Given problem: Only lines with the word "nMax" are needed; collect each of them from the listing below.
___ Materials provided
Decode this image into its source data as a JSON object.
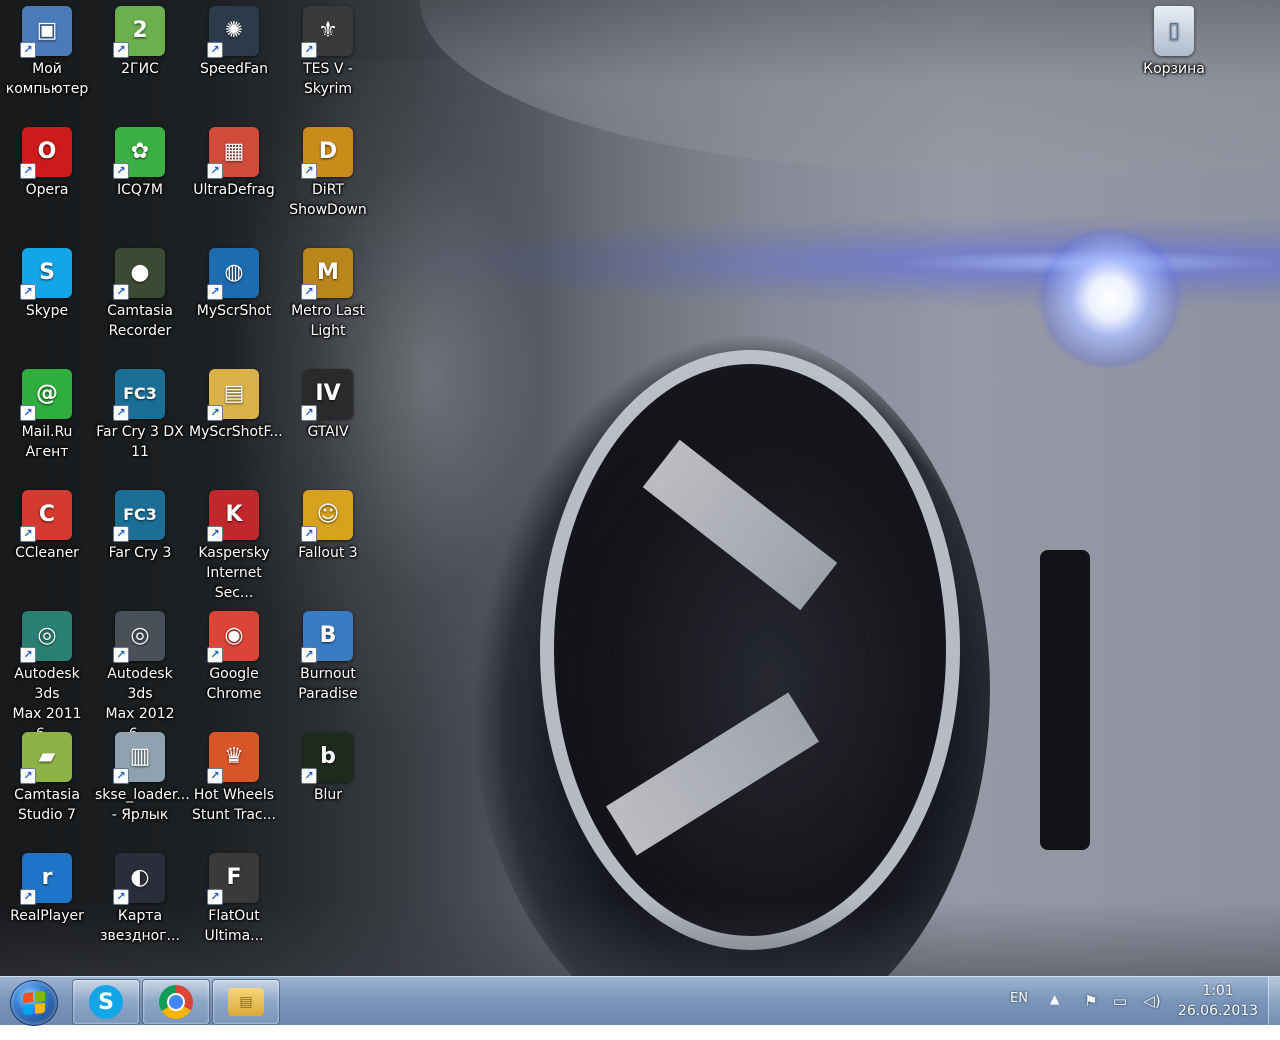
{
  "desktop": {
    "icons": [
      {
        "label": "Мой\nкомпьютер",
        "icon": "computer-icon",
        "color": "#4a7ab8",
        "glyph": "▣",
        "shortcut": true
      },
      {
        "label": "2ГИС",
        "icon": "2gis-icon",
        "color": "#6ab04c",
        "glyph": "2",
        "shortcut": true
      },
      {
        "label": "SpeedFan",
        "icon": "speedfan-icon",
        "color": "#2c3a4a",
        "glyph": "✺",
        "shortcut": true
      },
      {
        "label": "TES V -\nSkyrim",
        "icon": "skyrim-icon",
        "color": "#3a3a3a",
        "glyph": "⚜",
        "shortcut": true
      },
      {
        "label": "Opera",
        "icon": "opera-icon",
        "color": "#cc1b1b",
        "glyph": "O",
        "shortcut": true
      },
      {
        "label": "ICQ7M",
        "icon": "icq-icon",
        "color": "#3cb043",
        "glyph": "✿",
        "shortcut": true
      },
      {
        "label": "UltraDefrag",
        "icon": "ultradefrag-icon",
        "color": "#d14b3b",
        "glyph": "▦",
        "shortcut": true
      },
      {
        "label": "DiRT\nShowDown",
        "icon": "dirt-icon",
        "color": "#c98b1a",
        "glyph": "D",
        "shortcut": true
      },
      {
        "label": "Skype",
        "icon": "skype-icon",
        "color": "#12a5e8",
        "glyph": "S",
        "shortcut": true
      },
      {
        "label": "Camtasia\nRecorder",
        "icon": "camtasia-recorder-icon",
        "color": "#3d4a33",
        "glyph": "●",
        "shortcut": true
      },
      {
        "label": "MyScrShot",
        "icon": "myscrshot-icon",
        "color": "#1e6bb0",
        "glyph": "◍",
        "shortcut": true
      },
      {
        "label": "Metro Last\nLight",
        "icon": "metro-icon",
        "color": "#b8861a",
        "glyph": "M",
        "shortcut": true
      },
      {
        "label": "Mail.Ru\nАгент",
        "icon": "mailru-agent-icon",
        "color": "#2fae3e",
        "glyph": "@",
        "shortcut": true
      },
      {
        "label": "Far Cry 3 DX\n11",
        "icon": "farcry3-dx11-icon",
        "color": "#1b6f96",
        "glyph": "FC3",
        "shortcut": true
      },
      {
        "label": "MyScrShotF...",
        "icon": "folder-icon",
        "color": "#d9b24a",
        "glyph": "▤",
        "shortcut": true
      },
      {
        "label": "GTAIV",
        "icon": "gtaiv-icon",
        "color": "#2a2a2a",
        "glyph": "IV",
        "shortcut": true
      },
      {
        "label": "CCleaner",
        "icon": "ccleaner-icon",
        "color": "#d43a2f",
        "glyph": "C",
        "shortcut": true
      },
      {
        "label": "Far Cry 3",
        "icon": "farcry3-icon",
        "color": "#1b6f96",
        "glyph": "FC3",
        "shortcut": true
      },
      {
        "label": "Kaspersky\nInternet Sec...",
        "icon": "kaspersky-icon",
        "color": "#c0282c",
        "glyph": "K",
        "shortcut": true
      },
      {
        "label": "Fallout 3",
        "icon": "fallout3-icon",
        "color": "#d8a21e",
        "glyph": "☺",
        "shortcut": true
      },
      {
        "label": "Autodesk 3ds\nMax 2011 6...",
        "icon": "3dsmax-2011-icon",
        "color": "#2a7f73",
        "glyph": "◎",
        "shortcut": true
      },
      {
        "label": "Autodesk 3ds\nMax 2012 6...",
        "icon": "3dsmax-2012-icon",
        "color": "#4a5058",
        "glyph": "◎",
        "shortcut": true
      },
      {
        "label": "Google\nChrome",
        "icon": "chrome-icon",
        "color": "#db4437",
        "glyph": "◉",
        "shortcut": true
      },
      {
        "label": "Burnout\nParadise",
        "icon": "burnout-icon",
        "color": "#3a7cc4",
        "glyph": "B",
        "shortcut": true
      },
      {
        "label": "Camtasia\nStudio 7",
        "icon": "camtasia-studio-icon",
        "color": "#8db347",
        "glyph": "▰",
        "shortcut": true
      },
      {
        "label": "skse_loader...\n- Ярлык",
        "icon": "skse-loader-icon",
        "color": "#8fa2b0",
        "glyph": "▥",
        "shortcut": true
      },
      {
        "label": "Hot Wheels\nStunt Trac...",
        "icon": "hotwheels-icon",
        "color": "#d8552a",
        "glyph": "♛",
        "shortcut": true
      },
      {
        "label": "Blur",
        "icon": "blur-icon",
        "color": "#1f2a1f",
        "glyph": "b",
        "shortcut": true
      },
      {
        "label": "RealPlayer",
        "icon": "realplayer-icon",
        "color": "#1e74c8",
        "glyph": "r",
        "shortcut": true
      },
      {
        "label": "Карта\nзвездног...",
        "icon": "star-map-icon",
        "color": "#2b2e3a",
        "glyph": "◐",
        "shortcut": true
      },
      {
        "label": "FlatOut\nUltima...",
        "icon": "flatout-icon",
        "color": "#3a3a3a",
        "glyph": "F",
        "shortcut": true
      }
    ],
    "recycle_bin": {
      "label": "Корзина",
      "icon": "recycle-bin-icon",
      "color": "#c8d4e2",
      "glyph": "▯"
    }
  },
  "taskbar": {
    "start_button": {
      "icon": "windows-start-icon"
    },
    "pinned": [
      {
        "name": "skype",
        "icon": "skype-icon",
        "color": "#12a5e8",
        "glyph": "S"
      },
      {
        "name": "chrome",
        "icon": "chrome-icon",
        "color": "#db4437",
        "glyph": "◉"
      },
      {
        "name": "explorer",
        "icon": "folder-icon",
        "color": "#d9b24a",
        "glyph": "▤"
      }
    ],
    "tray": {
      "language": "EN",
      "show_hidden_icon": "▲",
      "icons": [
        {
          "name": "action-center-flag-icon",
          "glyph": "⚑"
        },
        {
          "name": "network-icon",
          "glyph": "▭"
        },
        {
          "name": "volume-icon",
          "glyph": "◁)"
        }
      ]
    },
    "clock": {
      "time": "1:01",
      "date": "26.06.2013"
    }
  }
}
______
Full response:
        "label": "Autodesk 3ds\nMax 2011 6...",
        "label": "Autodesk 3ds\nMax 2012 6...",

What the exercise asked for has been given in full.